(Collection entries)
_ _ _
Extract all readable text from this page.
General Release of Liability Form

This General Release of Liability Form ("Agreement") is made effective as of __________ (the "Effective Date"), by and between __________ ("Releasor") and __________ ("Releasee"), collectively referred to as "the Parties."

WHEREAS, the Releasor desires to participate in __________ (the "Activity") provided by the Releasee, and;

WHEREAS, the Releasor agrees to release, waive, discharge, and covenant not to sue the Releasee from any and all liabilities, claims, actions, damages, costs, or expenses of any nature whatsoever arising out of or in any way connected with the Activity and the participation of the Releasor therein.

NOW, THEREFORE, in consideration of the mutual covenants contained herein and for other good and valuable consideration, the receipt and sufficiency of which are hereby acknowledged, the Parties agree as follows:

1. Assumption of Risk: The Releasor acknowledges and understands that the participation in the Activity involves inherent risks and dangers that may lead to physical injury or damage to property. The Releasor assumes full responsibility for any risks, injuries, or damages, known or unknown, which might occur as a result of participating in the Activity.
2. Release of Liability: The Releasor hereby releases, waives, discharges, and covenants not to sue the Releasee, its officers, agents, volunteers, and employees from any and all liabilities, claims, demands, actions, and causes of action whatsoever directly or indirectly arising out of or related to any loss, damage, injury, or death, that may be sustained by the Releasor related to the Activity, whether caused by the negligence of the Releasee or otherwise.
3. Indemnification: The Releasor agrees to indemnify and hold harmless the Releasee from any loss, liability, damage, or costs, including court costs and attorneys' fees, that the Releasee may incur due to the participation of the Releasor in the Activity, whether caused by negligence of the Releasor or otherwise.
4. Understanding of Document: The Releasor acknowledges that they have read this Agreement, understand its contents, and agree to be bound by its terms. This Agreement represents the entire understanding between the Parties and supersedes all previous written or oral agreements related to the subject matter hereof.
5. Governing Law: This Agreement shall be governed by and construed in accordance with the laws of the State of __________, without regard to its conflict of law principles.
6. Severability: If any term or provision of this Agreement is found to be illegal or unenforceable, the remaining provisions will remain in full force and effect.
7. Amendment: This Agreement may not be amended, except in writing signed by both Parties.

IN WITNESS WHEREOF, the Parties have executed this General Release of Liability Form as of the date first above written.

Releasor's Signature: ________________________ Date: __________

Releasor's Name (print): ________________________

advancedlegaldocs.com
_ _ _
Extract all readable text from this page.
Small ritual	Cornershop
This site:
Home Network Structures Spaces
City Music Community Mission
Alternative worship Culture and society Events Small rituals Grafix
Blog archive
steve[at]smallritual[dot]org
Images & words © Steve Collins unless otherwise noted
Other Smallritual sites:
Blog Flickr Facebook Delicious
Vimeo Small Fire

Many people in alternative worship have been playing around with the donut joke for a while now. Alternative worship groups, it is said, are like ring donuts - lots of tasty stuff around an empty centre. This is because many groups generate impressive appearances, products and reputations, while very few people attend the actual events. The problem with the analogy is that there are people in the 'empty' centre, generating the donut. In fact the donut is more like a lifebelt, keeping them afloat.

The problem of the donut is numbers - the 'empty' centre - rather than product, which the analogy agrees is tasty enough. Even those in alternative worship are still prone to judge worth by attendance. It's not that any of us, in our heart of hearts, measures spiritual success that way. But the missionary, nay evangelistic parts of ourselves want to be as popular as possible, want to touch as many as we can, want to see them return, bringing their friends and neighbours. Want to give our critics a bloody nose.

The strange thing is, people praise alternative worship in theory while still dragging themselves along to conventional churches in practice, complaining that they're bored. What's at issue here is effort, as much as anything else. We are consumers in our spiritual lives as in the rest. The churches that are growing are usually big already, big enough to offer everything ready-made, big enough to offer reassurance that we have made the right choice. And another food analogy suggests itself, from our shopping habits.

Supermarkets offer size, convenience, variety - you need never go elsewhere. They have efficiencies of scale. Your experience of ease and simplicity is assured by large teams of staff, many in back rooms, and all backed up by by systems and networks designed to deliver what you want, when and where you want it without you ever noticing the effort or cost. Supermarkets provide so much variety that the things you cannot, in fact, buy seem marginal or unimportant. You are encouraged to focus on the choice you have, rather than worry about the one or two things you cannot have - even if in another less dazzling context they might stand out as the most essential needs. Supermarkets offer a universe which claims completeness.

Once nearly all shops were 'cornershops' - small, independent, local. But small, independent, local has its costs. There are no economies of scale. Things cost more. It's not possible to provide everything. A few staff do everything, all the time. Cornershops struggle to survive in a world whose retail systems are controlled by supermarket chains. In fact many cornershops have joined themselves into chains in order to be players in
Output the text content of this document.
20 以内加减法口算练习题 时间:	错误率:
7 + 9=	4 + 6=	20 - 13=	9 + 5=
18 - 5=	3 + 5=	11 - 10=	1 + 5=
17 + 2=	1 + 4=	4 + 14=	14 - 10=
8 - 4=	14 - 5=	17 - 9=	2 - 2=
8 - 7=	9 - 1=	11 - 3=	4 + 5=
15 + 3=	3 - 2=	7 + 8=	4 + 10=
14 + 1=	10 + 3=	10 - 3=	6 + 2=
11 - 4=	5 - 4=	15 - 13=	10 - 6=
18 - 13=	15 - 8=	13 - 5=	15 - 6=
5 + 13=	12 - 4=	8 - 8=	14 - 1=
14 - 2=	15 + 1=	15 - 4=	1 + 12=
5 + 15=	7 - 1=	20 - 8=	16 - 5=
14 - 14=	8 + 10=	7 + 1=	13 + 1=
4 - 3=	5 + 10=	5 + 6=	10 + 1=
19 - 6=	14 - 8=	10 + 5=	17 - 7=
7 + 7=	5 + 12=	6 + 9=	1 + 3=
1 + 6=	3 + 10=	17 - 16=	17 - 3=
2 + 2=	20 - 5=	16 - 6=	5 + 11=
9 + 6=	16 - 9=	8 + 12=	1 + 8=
_ _ _
DIRECTION
Extract every line containing the string "offer" from the material.

WRITTEN ANSWER
The strange thing is, people praise alternative worship in theory while still dragging themselves along to conventional churches in practice, complaining that they're bored. What's at issue here is effort, as much as anything else. We are consumers in our spiritual lives as in the rest. The churches that are growing are usually big already, big enough to offer everything ready-made, big enough to offer reassurance that we have made the right choice. And another food analogy suggests itself, from our shopping habits.
Supermarkets offer size, convenience, variety - you need never go elsewhere. They have efficiencies of scale. Your experience of ease and simplicity is assured by large teams of staff, many in back rooms, and all backed up by by systems and networks designed to deliver what you want, when and where you want it without you ever noticing the effort or cost. Supermarkets provide so much variety that the things you cannot, in fact, buy seem marginal or unimportant. You are encouraged to focus on the choice you have, rather than worry about the one or two things you cannot have - even if in another less dazzling context they might stand out as the most essential needs. Supermarkets offer a universe which claims completeness.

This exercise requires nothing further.